— BEGIN RECORDS —

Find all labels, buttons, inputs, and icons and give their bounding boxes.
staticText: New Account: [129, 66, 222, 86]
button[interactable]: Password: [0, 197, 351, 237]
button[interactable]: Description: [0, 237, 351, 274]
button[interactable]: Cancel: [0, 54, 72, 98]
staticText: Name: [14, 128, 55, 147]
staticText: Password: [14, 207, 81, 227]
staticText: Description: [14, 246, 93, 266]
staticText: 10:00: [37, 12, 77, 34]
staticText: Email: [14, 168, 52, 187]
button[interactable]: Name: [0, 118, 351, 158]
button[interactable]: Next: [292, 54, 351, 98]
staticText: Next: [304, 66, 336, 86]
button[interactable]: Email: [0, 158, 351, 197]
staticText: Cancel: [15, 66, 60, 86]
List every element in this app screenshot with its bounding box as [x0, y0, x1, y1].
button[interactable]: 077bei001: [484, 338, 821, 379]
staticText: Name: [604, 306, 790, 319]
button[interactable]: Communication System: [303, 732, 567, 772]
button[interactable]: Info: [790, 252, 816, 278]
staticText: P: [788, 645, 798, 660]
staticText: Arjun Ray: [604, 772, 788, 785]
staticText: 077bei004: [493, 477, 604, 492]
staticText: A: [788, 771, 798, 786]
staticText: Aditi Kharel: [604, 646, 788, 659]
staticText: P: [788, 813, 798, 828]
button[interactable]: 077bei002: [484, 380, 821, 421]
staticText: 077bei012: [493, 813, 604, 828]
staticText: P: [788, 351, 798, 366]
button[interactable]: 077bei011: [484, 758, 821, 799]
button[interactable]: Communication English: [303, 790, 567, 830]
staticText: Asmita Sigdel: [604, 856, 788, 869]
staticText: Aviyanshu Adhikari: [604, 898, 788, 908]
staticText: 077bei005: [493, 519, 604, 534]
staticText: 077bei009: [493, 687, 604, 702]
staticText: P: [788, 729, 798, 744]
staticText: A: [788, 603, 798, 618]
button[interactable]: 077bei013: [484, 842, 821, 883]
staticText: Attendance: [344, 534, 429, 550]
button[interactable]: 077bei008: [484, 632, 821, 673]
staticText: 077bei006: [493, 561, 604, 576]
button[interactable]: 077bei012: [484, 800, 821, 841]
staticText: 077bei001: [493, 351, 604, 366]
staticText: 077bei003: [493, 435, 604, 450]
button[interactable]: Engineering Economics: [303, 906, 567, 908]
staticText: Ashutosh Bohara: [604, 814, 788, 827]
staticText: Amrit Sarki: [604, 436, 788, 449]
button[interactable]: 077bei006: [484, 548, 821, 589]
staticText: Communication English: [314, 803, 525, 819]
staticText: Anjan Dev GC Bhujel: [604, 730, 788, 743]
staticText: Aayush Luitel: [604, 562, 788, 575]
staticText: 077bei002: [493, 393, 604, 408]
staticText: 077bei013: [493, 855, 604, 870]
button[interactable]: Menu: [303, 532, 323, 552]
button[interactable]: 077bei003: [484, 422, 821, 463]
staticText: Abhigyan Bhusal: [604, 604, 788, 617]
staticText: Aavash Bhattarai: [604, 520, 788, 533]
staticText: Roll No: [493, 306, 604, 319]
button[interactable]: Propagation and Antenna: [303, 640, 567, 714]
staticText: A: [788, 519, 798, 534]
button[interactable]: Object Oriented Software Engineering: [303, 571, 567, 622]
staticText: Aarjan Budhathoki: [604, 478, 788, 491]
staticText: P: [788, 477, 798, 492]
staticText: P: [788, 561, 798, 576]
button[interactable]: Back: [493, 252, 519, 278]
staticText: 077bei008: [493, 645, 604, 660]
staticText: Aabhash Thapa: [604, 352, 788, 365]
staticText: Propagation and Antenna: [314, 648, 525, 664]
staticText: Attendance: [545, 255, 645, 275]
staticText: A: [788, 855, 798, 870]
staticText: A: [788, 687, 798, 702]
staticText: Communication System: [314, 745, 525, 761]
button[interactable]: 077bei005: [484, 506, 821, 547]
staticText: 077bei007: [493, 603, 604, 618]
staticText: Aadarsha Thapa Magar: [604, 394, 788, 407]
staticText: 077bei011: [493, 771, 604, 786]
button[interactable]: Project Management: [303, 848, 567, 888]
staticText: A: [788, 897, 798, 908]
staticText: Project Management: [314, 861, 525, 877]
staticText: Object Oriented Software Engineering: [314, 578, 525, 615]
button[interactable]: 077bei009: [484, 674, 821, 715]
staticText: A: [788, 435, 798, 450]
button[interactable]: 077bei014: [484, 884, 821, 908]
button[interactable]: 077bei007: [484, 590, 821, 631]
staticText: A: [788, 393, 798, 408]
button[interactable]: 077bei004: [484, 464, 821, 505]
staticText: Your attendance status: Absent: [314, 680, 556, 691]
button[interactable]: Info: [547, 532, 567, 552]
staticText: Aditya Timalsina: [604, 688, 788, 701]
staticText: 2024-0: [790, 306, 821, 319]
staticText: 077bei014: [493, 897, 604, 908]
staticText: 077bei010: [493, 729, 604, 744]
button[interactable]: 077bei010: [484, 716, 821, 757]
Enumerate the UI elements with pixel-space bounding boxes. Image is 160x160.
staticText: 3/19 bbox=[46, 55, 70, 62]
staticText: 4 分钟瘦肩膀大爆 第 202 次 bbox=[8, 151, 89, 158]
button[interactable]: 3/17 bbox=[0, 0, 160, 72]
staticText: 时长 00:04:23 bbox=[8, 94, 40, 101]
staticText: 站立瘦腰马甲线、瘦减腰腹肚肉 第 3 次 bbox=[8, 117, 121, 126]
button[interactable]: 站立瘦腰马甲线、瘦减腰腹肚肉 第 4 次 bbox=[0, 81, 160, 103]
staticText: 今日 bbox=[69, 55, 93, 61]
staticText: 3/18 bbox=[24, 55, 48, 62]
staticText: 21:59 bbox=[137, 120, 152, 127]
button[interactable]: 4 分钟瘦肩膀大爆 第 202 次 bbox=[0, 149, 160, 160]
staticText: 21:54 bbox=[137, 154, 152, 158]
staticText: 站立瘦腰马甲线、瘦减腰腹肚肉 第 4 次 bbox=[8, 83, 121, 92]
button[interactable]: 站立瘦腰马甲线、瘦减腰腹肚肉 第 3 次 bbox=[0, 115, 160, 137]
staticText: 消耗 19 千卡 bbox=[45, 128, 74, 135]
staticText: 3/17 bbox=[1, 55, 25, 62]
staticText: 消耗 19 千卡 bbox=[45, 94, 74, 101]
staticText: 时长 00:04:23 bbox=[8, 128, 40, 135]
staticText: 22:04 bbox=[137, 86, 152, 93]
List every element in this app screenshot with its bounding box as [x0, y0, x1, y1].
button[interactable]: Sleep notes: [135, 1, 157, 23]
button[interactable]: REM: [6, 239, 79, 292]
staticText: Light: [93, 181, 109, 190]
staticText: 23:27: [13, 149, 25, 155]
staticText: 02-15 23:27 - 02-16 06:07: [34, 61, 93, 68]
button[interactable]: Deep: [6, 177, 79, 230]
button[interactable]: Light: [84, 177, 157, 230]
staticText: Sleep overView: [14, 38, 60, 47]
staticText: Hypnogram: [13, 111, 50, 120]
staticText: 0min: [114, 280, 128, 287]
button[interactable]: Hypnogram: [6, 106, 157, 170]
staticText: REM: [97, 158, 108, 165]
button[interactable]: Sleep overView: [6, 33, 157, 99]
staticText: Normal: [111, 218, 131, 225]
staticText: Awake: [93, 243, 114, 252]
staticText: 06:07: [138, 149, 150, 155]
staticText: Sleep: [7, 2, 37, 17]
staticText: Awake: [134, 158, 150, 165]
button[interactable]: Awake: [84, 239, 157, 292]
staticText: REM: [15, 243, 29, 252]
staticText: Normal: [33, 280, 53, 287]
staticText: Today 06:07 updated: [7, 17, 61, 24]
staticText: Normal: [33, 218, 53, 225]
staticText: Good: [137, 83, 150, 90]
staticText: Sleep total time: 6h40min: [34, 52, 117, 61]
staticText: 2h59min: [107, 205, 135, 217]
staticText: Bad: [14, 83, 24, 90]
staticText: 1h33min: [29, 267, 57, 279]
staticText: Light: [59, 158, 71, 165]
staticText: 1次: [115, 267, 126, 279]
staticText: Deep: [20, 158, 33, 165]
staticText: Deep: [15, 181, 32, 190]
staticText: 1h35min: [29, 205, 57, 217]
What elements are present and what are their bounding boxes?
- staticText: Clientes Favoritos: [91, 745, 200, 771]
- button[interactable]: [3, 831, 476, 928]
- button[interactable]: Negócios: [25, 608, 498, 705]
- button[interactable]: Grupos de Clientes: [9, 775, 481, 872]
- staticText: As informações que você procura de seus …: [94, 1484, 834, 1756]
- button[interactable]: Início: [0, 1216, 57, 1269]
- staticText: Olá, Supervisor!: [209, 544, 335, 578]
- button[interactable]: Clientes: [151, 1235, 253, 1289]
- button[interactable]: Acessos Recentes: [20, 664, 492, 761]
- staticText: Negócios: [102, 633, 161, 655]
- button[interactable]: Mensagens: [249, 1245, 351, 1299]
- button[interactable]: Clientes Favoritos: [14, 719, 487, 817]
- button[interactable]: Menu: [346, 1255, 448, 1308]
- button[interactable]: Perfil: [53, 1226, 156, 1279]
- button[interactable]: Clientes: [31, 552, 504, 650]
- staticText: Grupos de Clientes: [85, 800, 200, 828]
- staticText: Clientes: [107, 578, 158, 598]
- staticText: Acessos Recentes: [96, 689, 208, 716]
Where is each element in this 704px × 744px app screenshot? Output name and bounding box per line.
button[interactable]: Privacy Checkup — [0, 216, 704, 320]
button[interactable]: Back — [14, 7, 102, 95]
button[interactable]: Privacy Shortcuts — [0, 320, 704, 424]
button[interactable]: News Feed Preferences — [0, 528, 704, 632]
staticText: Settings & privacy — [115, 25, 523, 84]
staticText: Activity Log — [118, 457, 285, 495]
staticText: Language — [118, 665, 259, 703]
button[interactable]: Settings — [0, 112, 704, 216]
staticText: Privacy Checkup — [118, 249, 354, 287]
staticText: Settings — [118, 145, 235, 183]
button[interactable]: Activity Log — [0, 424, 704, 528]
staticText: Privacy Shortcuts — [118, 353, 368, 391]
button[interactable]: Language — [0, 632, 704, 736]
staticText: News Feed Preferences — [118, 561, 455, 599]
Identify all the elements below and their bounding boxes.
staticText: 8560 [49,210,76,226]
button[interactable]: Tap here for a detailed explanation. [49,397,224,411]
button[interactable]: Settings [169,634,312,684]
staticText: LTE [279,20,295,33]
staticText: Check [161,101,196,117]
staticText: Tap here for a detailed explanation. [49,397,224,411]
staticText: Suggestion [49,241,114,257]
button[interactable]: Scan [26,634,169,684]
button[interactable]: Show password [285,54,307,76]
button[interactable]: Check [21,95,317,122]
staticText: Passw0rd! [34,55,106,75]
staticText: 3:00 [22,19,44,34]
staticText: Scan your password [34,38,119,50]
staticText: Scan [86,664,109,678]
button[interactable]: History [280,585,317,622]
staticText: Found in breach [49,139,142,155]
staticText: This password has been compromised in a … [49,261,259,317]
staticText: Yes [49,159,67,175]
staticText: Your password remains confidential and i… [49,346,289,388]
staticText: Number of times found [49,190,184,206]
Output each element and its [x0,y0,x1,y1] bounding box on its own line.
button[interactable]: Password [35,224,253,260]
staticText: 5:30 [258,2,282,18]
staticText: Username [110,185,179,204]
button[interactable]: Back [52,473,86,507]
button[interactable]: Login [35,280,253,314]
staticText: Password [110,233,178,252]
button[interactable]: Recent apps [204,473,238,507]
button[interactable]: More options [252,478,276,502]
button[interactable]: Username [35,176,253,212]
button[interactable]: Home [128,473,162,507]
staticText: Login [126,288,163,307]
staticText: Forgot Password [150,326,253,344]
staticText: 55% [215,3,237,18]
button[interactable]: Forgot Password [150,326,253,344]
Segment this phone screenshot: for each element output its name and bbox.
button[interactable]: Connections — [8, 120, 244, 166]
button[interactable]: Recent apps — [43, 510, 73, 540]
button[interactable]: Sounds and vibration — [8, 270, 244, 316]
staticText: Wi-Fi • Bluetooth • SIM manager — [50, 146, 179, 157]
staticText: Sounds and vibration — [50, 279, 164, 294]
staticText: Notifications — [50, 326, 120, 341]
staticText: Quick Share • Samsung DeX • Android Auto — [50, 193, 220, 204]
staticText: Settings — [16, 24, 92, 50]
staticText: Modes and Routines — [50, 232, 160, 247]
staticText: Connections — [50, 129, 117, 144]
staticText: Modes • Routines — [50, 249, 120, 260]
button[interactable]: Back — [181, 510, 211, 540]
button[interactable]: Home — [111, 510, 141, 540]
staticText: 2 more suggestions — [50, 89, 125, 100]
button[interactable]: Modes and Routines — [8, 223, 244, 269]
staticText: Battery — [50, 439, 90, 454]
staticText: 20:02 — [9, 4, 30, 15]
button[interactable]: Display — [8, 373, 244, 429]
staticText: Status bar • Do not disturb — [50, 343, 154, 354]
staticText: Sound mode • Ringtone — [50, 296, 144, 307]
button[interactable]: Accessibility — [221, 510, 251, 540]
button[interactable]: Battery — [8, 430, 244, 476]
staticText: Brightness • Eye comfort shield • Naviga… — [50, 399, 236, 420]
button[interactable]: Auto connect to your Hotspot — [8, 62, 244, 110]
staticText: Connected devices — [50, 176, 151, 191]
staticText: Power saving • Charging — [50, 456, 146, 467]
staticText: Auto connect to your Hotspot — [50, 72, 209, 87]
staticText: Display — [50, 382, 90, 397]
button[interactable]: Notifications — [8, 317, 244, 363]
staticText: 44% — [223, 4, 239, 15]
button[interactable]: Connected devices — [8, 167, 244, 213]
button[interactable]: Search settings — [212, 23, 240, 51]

— END RECORDS —

### STATED PROBLEM
Please write out everything from the start of the items down to the line that contains "staticText: Email: [14, 168, 52, 187]" again, switching "New Account" to "Add Account" and leaving all else unchanged.

### COMPLETED EXERCISE
Find all labels, buttons, inputs, and icons and give their bounding boxes.
staticText: Add Account: [129, 66, 222, 86]
button[interactable]: Password: [0, 197, 351, 237]
button[interactable]: Description: [0, 237, 351, 274]
button[interactable]: Cancel: [0, 54, 72, 98]
staticText: Name: [14, 128, 55, 147]
staticText: Password: [14, 207, 81, 227]
staticText: Description: [14, 246, 93, 266]
staticText: 10:00: [37, 12, 77, 34]
staticText: Email: [14, 168, 52, 187]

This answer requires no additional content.